__Task requirements__
Scan the data below. Pull out each line where "rewolucji" occurs.

__Provided material__
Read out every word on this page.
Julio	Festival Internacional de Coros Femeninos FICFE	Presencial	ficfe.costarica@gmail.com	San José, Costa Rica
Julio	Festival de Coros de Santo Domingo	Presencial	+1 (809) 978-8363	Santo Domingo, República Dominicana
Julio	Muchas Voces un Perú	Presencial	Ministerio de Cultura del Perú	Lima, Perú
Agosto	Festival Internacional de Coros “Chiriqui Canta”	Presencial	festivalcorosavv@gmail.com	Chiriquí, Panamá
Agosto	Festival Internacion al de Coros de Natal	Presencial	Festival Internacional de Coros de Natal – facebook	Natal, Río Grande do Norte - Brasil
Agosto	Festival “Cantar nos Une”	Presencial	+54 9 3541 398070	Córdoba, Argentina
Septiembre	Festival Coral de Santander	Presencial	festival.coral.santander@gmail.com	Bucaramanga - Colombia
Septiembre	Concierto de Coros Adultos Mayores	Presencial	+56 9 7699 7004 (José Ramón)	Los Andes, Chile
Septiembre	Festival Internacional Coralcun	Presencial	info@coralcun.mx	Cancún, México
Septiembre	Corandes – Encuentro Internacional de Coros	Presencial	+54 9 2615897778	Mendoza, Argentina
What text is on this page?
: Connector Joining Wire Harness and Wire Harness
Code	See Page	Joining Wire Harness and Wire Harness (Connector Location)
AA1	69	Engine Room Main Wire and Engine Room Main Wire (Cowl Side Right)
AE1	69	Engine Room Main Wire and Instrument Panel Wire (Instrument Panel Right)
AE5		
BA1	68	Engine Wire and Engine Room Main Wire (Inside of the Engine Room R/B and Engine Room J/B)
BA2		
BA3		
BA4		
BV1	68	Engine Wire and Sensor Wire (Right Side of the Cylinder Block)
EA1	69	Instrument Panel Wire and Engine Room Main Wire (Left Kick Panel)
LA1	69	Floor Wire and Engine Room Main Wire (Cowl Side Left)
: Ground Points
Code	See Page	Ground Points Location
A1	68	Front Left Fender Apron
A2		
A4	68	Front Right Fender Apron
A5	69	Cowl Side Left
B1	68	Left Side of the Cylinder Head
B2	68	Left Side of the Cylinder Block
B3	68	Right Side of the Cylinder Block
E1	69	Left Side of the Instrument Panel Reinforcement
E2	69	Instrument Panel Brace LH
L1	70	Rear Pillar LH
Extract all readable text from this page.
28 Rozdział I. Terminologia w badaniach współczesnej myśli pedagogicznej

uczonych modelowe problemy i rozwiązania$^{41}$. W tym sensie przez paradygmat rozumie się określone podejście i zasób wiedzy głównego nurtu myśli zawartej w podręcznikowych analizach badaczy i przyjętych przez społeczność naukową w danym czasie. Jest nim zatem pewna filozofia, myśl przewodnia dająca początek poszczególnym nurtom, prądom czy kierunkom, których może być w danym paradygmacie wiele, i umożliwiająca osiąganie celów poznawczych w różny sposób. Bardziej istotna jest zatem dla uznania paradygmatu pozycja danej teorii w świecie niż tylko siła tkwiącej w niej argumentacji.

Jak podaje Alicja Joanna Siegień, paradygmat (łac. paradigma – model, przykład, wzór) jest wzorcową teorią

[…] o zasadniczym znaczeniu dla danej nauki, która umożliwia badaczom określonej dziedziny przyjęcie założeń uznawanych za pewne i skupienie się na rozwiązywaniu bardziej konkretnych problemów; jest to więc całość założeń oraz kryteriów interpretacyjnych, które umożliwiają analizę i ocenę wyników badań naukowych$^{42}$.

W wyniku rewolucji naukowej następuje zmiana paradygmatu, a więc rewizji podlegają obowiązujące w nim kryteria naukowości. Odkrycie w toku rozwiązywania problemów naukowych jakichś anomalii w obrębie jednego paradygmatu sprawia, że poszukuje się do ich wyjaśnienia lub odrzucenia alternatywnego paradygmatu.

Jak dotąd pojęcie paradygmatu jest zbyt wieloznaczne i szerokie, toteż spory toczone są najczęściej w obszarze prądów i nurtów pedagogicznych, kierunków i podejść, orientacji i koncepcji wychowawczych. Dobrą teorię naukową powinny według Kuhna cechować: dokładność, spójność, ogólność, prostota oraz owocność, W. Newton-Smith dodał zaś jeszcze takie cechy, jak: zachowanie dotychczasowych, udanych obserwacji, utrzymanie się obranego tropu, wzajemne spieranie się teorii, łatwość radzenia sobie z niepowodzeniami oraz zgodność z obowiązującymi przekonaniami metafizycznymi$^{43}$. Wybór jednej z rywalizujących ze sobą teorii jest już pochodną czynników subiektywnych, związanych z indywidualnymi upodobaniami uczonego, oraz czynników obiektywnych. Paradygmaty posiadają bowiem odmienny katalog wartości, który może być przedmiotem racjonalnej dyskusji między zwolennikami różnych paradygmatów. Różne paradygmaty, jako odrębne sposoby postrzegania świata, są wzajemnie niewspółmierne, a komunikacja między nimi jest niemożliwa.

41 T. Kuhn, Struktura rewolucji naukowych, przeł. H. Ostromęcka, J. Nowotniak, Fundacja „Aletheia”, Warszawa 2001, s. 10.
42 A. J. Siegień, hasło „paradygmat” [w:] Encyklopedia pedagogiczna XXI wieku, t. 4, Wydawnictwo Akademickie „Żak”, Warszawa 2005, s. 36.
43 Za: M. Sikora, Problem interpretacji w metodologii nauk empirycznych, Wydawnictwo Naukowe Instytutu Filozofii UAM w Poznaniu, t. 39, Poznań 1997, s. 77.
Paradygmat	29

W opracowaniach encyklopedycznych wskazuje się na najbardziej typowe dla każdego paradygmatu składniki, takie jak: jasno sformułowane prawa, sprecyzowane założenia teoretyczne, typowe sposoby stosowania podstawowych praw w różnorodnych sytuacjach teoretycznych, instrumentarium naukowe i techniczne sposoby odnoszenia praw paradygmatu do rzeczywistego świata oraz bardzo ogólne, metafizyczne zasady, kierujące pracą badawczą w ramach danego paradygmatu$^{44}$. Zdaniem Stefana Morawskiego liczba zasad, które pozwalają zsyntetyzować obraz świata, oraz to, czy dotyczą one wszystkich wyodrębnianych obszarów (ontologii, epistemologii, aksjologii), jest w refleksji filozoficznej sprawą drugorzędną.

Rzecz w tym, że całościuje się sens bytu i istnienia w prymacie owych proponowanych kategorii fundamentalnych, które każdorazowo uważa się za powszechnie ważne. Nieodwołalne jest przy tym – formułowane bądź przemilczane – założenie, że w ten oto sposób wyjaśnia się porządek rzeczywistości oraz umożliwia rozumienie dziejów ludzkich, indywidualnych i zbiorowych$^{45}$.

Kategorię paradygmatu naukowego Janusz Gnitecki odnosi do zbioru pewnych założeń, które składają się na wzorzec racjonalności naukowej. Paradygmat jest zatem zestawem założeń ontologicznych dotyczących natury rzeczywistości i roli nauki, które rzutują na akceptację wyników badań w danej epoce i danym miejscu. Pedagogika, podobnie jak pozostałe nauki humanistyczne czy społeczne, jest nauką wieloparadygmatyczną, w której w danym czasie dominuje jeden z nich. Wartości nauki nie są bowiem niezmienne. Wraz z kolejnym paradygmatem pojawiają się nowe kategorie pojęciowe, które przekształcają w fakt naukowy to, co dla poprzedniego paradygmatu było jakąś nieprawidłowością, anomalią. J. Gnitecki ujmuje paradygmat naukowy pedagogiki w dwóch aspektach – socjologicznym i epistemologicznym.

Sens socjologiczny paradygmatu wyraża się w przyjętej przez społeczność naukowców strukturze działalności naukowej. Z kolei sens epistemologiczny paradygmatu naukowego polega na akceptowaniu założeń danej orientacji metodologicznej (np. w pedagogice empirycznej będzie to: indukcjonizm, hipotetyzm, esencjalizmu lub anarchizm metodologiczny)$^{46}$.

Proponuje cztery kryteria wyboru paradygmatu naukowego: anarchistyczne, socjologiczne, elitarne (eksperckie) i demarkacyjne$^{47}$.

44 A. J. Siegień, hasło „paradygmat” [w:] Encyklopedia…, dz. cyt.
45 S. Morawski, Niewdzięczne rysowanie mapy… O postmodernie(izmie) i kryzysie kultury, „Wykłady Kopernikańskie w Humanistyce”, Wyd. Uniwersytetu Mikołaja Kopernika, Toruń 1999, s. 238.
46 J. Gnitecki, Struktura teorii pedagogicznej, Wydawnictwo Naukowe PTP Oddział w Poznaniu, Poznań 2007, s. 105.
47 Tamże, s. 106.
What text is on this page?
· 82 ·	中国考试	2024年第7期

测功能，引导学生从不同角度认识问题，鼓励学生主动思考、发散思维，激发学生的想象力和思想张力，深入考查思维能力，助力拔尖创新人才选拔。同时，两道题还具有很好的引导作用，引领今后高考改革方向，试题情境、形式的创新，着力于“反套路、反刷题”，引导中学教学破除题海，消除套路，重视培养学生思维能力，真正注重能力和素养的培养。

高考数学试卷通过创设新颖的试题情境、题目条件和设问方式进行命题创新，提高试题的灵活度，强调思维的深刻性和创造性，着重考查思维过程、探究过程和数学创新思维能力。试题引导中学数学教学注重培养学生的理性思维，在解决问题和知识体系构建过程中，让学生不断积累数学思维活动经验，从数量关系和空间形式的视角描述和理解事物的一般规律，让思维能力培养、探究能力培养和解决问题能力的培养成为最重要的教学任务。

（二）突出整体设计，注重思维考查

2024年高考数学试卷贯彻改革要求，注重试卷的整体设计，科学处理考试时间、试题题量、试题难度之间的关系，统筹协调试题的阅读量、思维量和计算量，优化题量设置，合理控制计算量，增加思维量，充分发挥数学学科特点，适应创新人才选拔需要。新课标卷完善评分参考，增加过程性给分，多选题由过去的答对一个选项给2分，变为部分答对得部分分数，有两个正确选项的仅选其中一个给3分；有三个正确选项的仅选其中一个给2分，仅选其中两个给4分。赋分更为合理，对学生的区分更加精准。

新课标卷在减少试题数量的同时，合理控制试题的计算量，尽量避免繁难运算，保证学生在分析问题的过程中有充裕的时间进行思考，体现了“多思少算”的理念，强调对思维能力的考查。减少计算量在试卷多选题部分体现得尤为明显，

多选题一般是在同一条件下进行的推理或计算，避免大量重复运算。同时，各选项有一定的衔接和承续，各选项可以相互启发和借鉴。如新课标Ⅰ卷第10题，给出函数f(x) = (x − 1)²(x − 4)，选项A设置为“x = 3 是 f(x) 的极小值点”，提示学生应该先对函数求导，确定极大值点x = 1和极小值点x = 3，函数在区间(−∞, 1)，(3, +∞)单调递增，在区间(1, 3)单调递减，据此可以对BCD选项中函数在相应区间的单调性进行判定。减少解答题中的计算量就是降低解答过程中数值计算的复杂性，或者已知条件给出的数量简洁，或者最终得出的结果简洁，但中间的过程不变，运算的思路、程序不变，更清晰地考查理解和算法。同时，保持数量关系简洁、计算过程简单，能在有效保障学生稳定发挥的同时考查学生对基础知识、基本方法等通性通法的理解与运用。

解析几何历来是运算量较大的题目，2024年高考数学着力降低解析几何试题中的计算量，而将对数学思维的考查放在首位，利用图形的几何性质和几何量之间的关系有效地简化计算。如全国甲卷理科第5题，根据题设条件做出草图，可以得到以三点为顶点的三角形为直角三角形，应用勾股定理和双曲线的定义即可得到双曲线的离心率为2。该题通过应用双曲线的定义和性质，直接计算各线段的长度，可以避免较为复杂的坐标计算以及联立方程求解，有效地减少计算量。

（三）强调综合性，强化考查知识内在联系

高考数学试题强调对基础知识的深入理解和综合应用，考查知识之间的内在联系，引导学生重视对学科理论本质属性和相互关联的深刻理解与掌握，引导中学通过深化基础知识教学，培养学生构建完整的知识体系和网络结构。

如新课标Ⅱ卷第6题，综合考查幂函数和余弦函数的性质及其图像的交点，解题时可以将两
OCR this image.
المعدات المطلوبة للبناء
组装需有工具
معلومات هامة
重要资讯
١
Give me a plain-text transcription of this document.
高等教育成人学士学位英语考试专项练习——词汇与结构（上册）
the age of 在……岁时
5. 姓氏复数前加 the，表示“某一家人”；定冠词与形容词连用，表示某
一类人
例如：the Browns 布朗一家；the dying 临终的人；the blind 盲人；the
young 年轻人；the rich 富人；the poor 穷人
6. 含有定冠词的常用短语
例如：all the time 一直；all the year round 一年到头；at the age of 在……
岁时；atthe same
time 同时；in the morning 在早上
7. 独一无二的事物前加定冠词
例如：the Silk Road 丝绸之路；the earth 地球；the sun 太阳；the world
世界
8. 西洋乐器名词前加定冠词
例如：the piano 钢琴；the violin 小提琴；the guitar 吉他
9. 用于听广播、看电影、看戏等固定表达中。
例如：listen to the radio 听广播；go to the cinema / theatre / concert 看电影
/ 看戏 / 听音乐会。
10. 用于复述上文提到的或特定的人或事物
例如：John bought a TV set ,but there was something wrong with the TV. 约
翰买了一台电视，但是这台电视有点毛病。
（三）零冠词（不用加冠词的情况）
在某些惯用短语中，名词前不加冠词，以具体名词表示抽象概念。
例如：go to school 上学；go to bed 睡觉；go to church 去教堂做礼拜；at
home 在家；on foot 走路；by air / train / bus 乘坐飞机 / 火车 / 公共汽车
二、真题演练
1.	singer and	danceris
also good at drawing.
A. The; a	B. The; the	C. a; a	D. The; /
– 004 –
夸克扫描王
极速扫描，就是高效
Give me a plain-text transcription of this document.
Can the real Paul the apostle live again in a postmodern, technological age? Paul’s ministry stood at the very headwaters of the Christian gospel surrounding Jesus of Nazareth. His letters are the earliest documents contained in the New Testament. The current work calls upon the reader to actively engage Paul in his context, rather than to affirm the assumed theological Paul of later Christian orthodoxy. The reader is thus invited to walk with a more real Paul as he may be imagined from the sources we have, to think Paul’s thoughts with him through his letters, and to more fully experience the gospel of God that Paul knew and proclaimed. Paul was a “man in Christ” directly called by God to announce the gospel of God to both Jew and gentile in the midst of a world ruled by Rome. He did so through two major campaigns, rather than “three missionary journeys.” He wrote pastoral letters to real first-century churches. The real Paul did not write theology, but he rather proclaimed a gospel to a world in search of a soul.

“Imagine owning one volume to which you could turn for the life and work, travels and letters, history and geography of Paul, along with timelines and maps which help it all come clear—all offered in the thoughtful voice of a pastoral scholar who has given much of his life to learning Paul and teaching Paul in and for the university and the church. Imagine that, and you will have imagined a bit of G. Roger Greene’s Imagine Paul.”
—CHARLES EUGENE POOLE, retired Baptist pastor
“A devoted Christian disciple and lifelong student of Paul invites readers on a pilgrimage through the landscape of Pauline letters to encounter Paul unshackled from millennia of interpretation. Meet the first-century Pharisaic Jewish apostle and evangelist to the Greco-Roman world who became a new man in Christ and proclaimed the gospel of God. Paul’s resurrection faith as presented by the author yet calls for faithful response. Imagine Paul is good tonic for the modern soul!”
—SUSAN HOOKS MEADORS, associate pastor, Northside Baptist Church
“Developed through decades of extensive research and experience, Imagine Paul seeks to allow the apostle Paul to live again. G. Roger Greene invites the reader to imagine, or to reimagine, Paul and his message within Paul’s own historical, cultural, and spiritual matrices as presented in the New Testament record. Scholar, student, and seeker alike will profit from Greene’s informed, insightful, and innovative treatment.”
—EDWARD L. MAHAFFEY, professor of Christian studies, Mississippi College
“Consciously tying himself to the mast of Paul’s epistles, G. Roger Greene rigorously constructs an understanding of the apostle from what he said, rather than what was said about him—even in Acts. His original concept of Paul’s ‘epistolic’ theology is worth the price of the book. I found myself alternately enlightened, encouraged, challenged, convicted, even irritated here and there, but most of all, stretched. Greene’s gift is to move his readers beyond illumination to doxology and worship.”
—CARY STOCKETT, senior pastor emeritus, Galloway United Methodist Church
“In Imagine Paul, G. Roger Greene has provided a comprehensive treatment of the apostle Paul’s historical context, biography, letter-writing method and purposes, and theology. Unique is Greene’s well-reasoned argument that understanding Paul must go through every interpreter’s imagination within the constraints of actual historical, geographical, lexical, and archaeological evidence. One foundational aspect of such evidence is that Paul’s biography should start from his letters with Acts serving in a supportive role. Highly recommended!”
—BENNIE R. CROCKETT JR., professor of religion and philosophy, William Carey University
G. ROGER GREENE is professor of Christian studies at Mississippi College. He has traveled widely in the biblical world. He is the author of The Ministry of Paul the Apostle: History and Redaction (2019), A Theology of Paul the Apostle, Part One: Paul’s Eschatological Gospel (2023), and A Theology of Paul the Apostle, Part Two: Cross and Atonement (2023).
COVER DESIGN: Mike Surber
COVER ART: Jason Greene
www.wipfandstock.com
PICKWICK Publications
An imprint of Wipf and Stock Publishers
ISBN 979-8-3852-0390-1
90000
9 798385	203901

__Task output__
W wyniku rewolucji naukowej następuje zmiana paradygmatu, a więc rewizji podlegają obowiązujące w nim kryteria naukowości. Odkrycie w toku rozwiązywania problemów naukowych jakichś anomalii w obrębie jednego paradygmatu sprawia, że poszukuje się do ich wyjaśnienia lub odrzucenia alternatywnego paradygmatu.
41 T. Kuhn, Struktura rewolucji naukowych, przeł. H. Ostromęcka, J. Nowotniak, Fundacja „Aletheia”, Warszawa 2001, s. 10.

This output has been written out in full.